Problem details
Write out the listing beneath this instruction in its entirety, exactly as it reads.

Records that describe figures:

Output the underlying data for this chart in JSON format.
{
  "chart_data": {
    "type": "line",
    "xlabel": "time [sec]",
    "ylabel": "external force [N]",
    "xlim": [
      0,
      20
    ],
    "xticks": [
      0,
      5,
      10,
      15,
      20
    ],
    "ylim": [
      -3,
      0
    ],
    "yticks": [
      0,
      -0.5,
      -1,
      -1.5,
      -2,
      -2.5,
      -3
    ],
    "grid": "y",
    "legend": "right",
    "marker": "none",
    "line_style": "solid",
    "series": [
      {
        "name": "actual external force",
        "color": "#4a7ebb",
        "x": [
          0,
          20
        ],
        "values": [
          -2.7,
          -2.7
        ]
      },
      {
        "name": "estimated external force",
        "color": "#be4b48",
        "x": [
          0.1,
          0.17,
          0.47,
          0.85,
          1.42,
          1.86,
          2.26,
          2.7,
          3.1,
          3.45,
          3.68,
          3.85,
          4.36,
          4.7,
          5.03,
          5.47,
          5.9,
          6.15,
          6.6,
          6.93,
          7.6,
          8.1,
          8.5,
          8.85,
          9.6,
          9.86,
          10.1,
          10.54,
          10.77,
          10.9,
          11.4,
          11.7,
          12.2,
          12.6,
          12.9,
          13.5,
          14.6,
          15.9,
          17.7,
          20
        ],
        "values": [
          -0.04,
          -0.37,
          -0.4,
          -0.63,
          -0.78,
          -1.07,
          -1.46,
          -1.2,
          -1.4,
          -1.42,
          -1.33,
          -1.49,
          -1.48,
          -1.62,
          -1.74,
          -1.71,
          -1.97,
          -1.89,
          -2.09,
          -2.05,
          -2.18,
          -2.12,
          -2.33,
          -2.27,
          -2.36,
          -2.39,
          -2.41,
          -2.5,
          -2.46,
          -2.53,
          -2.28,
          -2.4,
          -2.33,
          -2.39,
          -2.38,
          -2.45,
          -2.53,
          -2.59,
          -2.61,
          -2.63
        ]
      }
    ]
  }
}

Task result
Output the underlying data for this chart in JSON format.
{
  "chart_data": {
    "type": "line",
    "xlabel": "time [sec]",
    "ylabel": "external force [N]",
    "xlim": [
      0,
      20
    ],
    "xticks": [
      0,
      5,
      10,
      15,
      20
    ],
    "ylim": [
      -3,
      0
    ],
    "yticks": [
      0,
      -0.5,
      -1,
      -1.5,
      -2,
      -2.5,
      -3
    ],
    "grid": "y",
    "legend": "right",
    "marker": "none",
    "line_style": "solid",
    "series": [
      {
        "name": "actual external force",
        "color": "#4a7ebb",
        "x": [
          0,
          20
        ],
        "values": [
          -2.7,
          -2.7
        ]
      },
      {
        "name": "estimated external force",
        "color": "#be4b48",
        "x": [
          0.1,
          0.17,
          0.47,
          0.85,
          1.42,
          1.86,
          2.26,
          2.7,
          3.1,
          3.45,
          3.68,
          3.85,
          4.36,
          4.7,
          5.03,
          5.47,
          5.9,
          6.15,
          6.6,
          6.93,
          7.6,
          8.1,
          8.5,
          8.85,
          9.6,
          9.86,
          10.1,
          10.54,
          10.77,
          10.9,
          11.4,
          11.7,
          12.2,
          12.6,
          12.9,
          13.5,
          14.6,
          15.9,
          17.7,
          20
        ],
        "values": [
          -0.04,
          -0.37,
          -0.4,
          -0.63,
          -0.78,
          -1.07,
          -1.46,
          -1.2,
          -1.4,
          -1.42,
          -1.33,
          -1.49,
          -1.48,
          -1.62,
          -1.74,
          -1.71,
          -1.97,
          -1.89,
          -2.09,
          -2.05,
          -2.18,
          -2.12,
          -2.33,
          -2.27,
          -2.36,
          -2.39,
          -2.41,
          -2.5,
          -2.46,
          -2.53,
          -2.28,
          -2.4,
          -2.33,
          -2.39,
          -2.38,
          -2.45,
          -2.53,
          -2.59,
          -2.61,
          -2.63
        ]
      }
    ]
  }
}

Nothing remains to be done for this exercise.